**Prompt**
Reproduce verbatim the lines of the material below between the line containing "What elements are" and the line containing "y-axis-title: Ce beneficii", inclusive.

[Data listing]
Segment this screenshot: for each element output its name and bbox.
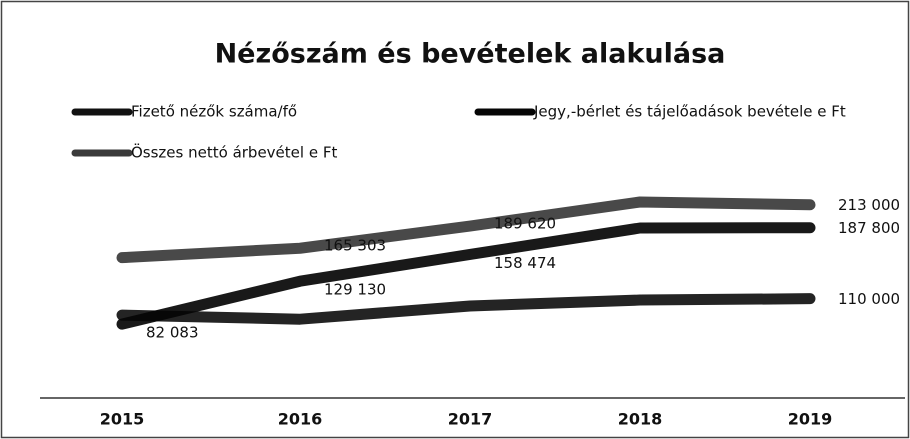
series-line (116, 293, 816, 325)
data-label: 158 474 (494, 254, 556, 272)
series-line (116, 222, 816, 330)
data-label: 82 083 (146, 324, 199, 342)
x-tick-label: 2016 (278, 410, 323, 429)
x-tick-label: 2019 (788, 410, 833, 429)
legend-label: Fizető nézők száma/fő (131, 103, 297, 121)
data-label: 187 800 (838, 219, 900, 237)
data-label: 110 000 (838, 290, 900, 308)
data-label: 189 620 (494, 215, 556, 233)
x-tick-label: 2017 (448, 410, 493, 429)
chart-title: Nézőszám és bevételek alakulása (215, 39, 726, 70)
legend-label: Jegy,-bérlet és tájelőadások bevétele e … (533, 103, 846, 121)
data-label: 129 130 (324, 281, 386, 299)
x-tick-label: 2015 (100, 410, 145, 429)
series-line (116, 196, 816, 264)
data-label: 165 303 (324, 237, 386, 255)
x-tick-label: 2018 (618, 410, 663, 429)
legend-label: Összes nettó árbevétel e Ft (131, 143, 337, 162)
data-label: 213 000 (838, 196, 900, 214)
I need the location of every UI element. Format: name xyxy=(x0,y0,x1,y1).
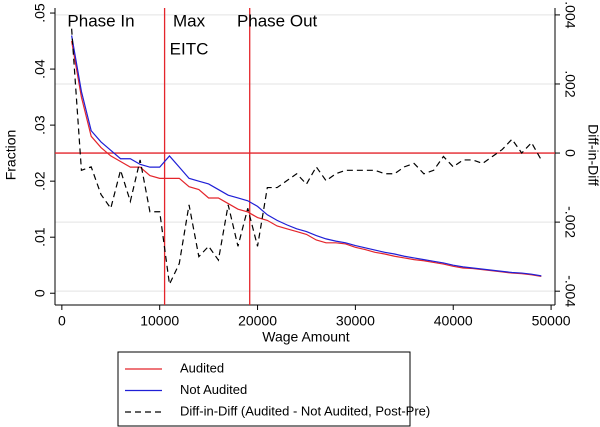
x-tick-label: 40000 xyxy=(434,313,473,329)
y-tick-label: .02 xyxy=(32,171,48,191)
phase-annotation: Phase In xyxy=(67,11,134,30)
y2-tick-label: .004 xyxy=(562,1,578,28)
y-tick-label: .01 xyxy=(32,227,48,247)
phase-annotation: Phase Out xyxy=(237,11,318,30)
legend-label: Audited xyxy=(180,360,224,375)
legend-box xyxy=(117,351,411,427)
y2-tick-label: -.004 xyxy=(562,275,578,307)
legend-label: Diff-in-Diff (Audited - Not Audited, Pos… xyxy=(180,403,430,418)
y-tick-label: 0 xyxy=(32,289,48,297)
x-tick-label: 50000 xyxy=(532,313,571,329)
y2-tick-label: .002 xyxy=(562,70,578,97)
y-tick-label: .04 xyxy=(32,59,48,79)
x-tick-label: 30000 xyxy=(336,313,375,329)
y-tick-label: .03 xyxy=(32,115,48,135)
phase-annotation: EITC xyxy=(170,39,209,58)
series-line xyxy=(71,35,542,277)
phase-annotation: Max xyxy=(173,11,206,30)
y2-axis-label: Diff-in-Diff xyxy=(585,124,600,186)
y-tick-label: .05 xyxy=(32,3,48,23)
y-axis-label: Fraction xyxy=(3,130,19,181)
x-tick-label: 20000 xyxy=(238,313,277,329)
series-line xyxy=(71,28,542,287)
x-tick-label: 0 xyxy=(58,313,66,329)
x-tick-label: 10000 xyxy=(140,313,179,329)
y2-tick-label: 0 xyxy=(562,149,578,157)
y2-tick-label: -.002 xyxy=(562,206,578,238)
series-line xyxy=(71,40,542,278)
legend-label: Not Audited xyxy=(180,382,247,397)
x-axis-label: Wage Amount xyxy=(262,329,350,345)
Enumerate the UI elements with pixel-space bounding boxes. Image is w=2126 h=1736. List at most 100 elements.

* * *

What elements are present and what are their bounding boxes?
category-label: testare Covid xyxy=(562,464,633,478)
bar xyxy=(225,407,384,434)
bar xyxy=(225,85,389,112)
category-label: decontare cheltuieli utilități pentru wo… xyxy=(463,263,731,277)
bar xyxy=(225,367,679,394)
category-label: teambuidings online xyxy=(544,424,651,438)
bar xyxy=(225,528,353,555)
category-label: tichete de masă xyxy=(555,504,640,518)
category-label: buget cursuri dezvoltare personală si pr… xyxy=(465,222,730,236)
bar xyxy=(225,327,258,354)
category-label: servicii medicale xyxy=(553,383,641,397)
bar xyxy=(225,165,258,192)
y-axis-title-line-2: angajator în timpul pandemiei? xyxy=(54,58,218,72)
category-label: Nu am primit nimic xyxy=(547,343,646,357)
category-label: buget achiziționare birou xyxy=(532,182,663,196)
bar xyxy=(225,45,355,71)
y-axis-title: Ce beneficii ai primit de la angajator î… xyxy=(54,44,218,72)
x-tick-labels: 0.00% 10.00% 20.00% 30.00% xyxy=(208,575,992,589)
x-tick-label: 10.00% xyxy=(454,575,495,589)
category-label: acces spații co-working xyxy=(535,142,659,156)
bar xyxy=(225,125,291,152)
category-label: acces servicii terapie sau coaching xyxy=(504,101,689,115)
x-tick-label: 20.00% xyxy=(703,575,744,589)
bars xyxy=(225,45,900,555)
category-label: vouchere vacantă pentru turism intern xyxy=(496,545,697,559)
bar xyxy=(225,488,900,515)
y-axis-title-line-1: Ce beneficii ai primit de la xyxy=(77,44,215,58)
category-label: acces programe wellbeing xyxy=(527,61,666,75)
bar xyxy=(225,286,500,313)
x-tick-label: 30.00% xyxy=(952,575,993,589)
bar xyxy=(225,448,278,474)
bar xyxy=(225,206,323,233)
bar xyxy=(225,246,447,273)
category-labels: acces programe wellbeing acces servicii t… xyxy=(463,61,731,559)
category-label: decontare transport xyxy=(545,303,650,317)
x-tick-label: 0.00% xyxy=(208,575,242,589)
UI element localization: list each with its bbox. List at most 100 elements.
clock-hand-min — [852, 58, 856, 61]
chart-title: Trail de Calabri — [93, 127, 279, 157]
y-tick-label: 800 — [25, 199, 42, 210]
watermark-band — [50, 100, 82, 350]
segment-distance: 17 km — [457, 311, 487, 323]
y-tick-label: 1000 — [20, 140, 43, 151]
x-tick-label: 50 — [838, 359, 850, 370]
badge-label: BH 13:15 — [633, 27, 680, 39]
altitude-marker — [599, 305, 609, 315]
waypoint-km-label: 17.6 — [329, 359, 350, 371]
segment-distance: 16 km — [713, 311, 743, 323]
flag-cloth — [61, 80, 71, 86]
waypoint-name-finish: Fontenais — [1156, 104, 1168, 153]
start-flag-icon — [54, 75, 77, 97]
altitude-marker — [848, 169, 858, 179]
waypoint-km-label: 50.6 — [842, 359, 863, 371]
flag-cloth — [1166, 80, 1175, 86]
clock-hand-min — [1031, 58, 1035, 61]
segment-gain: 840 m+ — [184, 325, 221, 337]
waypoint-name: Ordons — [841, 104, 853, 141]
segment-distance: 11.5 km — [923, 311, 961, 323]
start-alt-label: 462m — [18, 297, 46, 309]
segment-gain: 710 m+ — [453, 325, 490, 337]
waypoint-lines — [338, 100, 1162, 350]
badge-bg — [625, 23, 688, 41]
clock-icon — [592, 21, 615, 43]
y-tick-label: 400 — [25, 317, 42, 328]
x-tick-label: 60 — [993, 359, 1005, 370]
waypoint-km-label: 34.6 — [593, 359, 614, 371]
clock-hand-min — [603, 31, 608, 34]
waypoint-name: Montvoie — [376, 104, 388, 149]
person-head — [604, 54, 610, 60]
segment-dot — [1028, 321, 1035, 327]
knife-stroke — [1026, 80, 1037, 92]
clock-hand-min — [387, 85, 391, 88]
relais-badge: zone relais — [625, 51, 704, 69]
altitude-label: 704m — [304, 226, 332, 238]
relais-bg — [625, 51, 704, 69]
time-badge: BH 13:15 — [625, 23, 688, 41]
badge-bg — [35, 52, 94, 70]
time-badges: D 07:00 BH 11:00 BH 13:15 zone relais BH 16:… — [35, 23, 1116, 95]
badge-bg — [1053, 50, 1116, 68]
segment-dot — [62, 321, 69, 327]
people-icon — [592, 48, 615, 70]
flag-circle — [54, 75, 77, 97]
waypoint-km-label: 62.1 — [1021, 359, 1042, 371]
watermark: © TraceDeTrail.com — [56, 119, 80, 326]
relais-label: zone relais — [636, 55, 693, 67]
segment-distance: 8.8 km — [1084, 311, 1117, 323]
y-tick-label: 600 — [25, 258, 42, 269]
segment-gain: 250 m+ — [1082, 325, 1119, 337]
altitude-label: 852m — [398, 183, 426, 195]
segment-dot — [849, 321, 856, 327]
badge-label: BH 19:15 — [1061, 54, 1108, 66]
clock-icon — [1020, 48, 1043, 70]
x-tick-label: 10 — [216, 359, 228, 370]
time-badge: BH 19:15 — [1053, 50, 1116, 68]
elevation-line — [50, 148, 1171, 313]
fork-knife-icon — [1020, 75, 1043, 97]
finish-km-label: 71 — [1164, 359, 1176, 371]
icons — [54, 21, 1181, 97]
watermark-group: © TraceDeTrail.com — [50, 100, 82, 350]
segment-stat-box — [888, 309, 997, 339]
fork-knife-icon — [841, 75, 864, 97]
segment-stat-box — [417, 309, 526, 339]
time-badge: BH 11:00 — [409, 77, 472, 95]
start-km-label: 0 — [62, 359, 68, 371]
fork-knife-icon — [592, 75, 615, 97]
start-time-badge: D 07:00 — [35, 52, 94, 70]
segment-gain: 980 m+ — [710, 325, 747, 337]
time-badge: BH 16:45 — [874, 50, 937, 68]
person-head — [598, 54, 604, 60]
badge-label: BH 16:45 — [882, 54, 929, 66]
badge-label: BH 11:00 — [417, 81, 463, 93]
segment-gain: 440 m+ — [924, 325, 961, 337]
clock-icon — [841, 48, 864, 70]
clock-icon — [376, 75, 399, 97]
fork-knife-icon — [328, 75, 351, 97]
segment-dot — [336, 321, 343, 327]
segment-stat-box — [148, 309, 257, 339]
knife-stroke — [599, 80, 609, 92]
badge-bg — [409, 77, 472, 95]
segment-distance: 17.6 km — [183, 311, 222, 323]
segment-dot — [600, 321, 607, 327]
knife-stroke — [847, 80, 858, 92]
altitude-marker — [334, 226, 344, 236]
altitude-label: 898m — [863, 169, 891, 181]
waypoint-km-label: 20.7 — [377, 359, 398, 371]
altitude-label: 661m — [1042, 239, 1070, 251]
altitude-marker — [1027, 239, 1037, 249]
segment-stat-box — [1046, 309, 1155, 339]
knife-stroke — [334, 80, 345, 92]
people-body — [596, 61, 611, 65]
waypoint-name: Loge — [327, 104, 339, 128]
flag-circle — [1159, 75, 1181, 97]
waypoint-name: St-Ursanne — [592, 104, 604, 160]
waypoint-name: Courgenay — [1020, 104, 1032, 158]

**Output of the exercise**
What elements are present and what are their bounding boxes?
category-label: testare Covid xyxy=(562,464,633,478)
bar xyxy=(225,407,384,434)
bar xyxy=(225,85,389,112)
category-label: decontare cheltuieli utilități pentru wo… xyxy=(463,263,731,277)
bar xyxy=(225,367,679,394)
category-label: teambuidings online xyxy=(544,424,651,438)
bar xyxy=(225,528,353,555)
category-label: tichete de masă xyxy=(555,504,640,518)
category-label: buget cursuri dezvoltare personală si pr… xyxy=(465,222,730,236)
bar xyxy=(225,327,258,354)
category-label: servicii medicale xyxy=(553,383,641,397)
bar xyxy=(225,165,258,192)
y-axis-title-line-2: angajator în timpul pandemiei? xyxy=(54,58,218,72)
category-label: Nu am primit nimic xyxy=(547,343,646,357)
category-label: buget achiziționare birou xyxy=(532,182,663,196)
bar xyxy=(225,45,355,71)
y-axis-title: Ce beneficii ai primit de la angajator î… xyxy=(54,44,218,72)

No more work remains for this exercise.